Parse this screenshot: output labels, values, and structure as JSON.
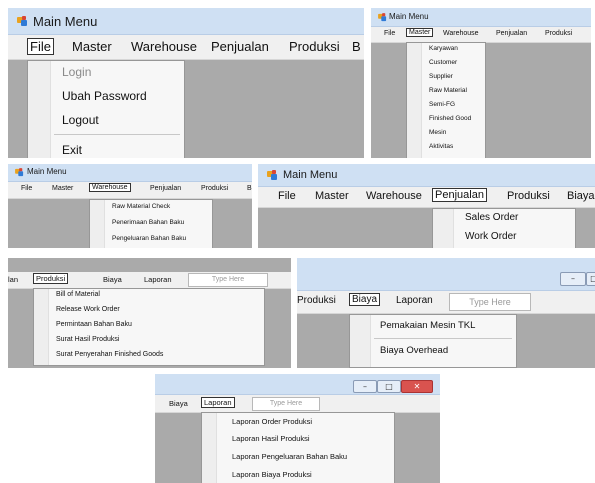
{
  "window_title": "Main Menu",
  "menubar": {
    "file": "File",
    "master": "Master",
    "warehouse": "Warehouse",
    "penjualan": "Penjualan",
    "produksi": "Produksi",
    "b_truncated": "B",
    "biaya": "Biaya",
    "laporan": "Laporan",
    "type_here": "Type Here",
    "biaya_truncated": "Biaya",
    "lan_truncated": "lan"
  },
  "file_menu": [
    "Login",
    "Ubah Password",
    "Logout",
    "Exit"
  ],
  "master_menu": [
    "Karyawan",
    "Customer",
    "Supplier",
    "Raw Material",
    "Semi-FG",
    "Finished Good",
    "Mesin",
    "Aktivitas"
  ],
  "warehouse_menu": [
    "Raw Material Check",
    "Penerimaan Bahan Baku",
    "Pengeluaran Bahan Baku"
  ],
  "penjualan_menu": [
    "Sales Order",
    "Work Order"
  ],
  "produksi_menu": [
    "Bill of Material",
    "Release Work Order",
    "Permintaan Bahan Baku",
    "Surat Hasil Produksi",
    "Surat Penyerahan Finished Goods"
  ],
  "biaya_menu": [
    "Pemakaian Mesin TKL",
    "Biaya Overhead"
  ],
  "laporan_menu": [
    "Laporan Order Produksi",
    "Laporan Hasil Produksi",
    "Laporan Pengeluaran Bahan Baku",
    "Laporan Biaya Produksi"
  ],
  "window_buttons": {
    "minimize": "–",
    "maximize": "□",
    "close": "✕"
  }
}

★ ★ ★

Your objective >>
Show every line that contains the word "Finished".

Exercise answer >>
    "Finished Good",
    "Surat Penyerahan Finished Goods"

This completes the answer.